• [Your instructions]
Extract every line that contains the word "spectrogram".
=== Source records ===
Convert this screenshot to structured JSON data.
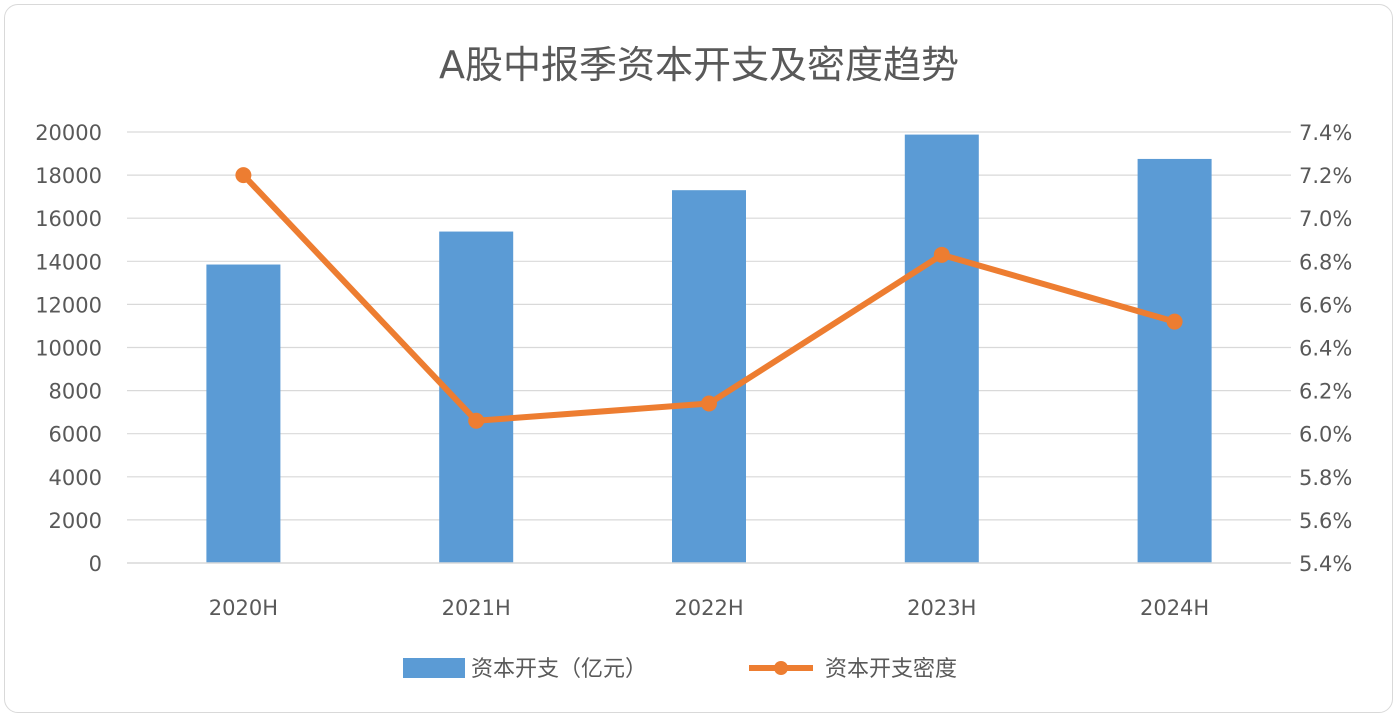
{
  "chart_data": {
    "type": "bar",
    "title": "A股中报季资本开支及密度趋势",
    "categories": [
      "2020H",
      "2021H",
      "2022H",
      "2023H",
      "2024H"
    ],
    "series": [
      {
        "name": "资本开支（亿元）",
        "type": "bar",
        "axis": "left",
        "color": "#5b9bd5",
        "values": [
          13850,
          15380,
          17300,
          19880,
          18750
        ]
      },
      {
        "name": "资本开支密度",
        "type": "line",
        "axis": "right",
        "color": "#ed7d31",
        "values": [
          7.2,
          6.06,
          6.14,
          6.83,
          6.52
        ]
      }
    ],
    "y_left": {
      "ylim": [
        0,
        20000
      ],
      "ticks": [
        "0",
        "2000",
        "4000",
        "6000",
        "8000",
        "10000",
        "12000",
        "14000",
        "16000",
        "18000",
        "20000"
      ]
    },
    "y_right": {
      "ylim": [
        5.4,
        7.4
      ],
      "ticks": [
        "5.4%",
        "5.6%",
        "5.8%",
        "6.0%",
        "6.2%",
        "6.4%",
        "6.6%",
        "6.8%",
        "7.0%",
        "7.2%",
        "7.4%"
      ]
    },
    "grid": true,
    "legend": "bottom"
  }
}
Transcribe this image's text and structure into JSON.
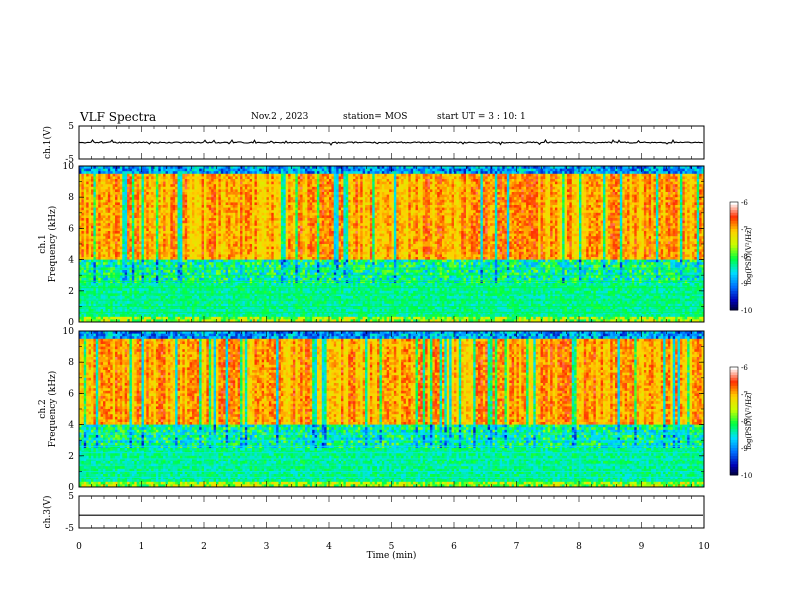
{
  "header": {
    "title": "VLF Spectra",
    "date": "Nov.2 , 2023",
    "station": "station= MOS",
    "start": "start UT = 3 : 10: 1"
  },
  "chart_data": [
    {
      "type": "line",
      "name": "ch1-waveform",
      "ylabel": "ch.1(V)",
      "ylim": [
        -5,
        5
      ],
      "yticks": [
        "5",
        "-5"
      ],
      "xlim": [
        0,
        10
      ],
      "baseline": 0,
      "grid": false
    },
    {
      "type": "heatmap",
      "name": "ch1-spectrogram",
      "ylabel": "ch.1\nFrequency (kHz)",
      "ylim": [
        0,
        10
      ],
      "yticks": [
        "0",
        "2",
        "4",
        "6",
        "8",
        "10"
      ],
      "xlim": [
        0,
        10
      ],
      "colorbar": {
        "label": "log(PSD)(V²/Hz)",
        "range": [
          -10,
          -6
        ],
        "ticks": [
          "-6",
          "-7",
          "-8",
          "-9",
          "-10"
        ]
      }
    },
    {
      "type": "heatmap",
      "name": "ch2-spectrogram",
      "ylabel": "ch.2\nFrequency (kHz)",
      "ylim": [
        0,
        10
      ],
      "yticks": [
        "0",
        "2",
        "4",
        "6",
        "8",
        "10"
      ],
      "xlim": [
        0,
        10
      ],
      "colorbar": {
        "label": "log(PSD)(V²/Hz)",
        "range": [
          -10,
          -6
        ],
        "ticks": [
          "-6",
          "-7",
          "-8",
          "-9",
          "-10"
        ]
      }
    },
    {
      "type": "line",
      "name": "ch3-waveform",
      "ylabel": "ch.3(V)",
      "ylim": [
        -5,
        5
      ],
      "yticks": [
        "5",
        "-5"
      ],
      "xlim": [
        0,
        10
      ],
      "baseline": -1,
      "grid": false
    }
  ],
  "xaxis": {
    "label": "Time (min)",
    "ticks": [
      "0",
      "1",
      "2",
      "3",
      "4",
      "5",
      "6",
      "7",
      "8",
      "9",
      "10"
    ]
  },
  "colors": {
    "ink": "#000000",
    "spec_bg": "#0a1a8c",
    "colormap": [
      "#000000",
      "#0000b4",
      "#0070ff",
      "#00e0ff",
      "#00ff40",
      "#c8ff00",
      "#ffd000",
      "#ff3000",
      "#ffffff"
    ]
  }
}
===
• [Response for this exercise]
      "name": "ch1-spectrogram",
      "name": "ch2-spectrogram",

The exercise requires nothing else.